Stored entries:
-*-

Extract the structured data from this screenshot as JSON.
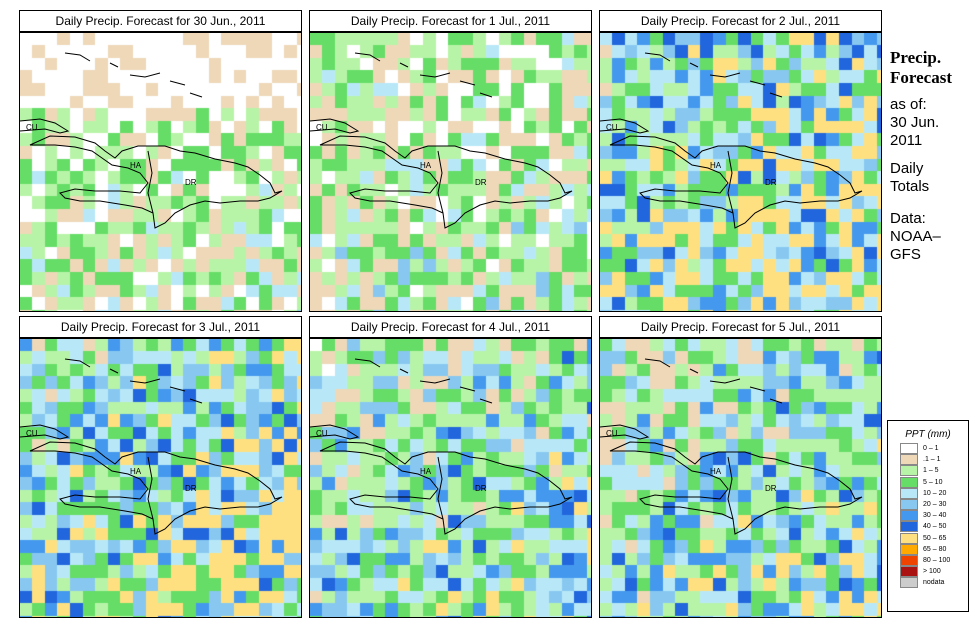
{
  "panels": [
    {
      "title": "Daily Precip. Forecast for  30 Jun., 2011",
      "seed": 11,
      "bias": -0.6,
      "east_bias": 0.0
    },
    {
      "title": "Daily Precip. Forecast for  1 Jul., 2011",
      "seed": 23,
      "bias": -0.3,
      "east_bias": 0.0
    },
    {
      "title": "Daily Precip. Forecast for  2 Jul., 2011",
      "seed": 37,
      "bias": 0.9,
      "east_bias": 0.3
    },
    {
      "title": "Daily Precip. Forecast for  3 Jul., 2011",
      "seed": 41,
      "bias": 0.6,
      "east_bias": 0.4
    },
    {
      "title": "Daily Precip. Forecast for  4 Jul., 2011",
      "seed": 53,
      "bias": 0.3,
      "east_bias": 0.2
    },
    {
      "title": "Daily Precip. Forecast for  5 Jul., 2011",
      "seed": 67,
      "bias": 0.4,
      "east_bias": 0.2
    }
  ],
  "map_labels": {
    "cu": "CU",
    "ha": "HA",
    "dr": "DR"
  },
  "side": {
    "title1": "Precip.",
    "title2": "Forecast",
    "asof": "as of:",
    "date1": "30 Jun.",
    "date2": "2011",
    "totals1": "Daily",
    "totals2": "Totals",
    "data1": "Data:",
    "data2": "NOAA–",
    "data3": "GFS"
  },
  "legend": {
    "title": "PPT (mm)",
    "items": [
      {
        "label": "0 – 1",
        "color": "#ffffff"
      },
      {
        "label": ".1 – 1",
        "color": "#eed8b8"
      },
      {
        "label": "1 – 5",
        "color": "#b8f4a8"
      },
      {
        "label": "5 – 10",
        "color": "#66dd66"
      },
      {
        "label": "10 – 20",
        "color": "#b8e8f8"
      },
      {
        "label": "20 – 30",
        "color": "#88c8f0"
      },
      {
        "label": "30 – 40",
        "color": "#4499ee"
      },
      {
        "label": "40 – 50",
        "color": "#2266dd"
      },
      {
        "label": "50 – 65",
        "color": "#ffe080"
      },
      {
        "label": "65 – 80",
        "color": "#ffaa00"
      },
      {
        "label": "80 – 100",
        "color": "#ee4400"
      },
      {
        "label": "> 100",
        "color": "#aa1111"
      },
      {
        "label": "nodata",
        "color": "#cccccc"
      }
    ]
  }
}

-*-

WORK TO DO: Reproduce every line above as written, skipping pictures.

RESPONSE:
Extract the structured data from this screenshot as JSON.
{
  "panels": [
    {
      "title": "Daily Precip. Forecast for  30 Jun., 2011",
      "seed": 11,
      "bias": -0.6,
      "east_bias": 0.0
    },
    {
      "title": "Daily Precip. Forecast for  1 Jul., 2011",
      "seed": 23,
      "bias": -0.3,
      "east_bias": 0.0
    },
    {
      "title": "Daily Precip. Forecast for  2 Jul., 2011",
      "seed": 37,
      "bias": 0.9,
      "east_bias": 0.3
    },
    {
      "title": "Daily Precip. Forecast for  3 Jul., 2011",
      "seed": 41,
      "bias": 0.6,
      "east_bias": 0.4
    },
    {
      "title": "Daily Precip. Forecast for  4 Jul., 2011",
      "seed": 53,
      "bias": 0.3,
      "east_bias": 0.2
    },
    {
      "title": "Daily Precip. Forecast for  5 Jul., 2011",
      "seed": 67,
      "bias": 0.4,
      "east_bias": 0.2
    }
  ],
  "map_labels": {
    "cu": "CU",
    "ha": "HA",
    "dr": "DR"
  },
  "side": {
    "title1": "Precip.",
    "title2": "Forecast",
    "asof": "as of:",
    "date1": "30 Jun.",
    "date2": "2011",
    "totals1": "Daily",
    "totals2": "Totals",
    "data1": "Data:",
    "data2": "NOAA–",
    "data3": "GFS"
  },
  "legend": {
    "title": "PPT (mm)",
    "items": [
      {
        "label": "0 – 1",
        "color": "#ffffff"
      },
      {
        "label": ".1 – 1",
        "color": "#eed8b8"
      },
      {
        "label": "1 – 5",
        "color": "#b8f4a8"
      },
      {
        "label": "5 – 10",
        "color": "#66dd66"
      },
      {
        "label": "10 – 20",
        "color": "#b8e8f8"
      },
      {
        "label": "20 – 30",
        "color": "#88c8f0"
      },
      {
        "label": "30 – 40",
        "color": "#4499ee"
      },
      {
        "label": "40 – 50",
        "color": "#2266dd"
      },
      {
        "label": "50 – 65",
        "color": "#ffe080"
      },
      {
        "label": "65 – 80",
        "color": "#ffaa00"
      },
      {
        "label": "80 – 100",
        "color": "#ee4400"
      },
      {
        "label": "> 100",
        "color": "#aa1111"
      },
      {
        "label": "nodata",
        "color": "#cccccc"
      }
    ]
  }
}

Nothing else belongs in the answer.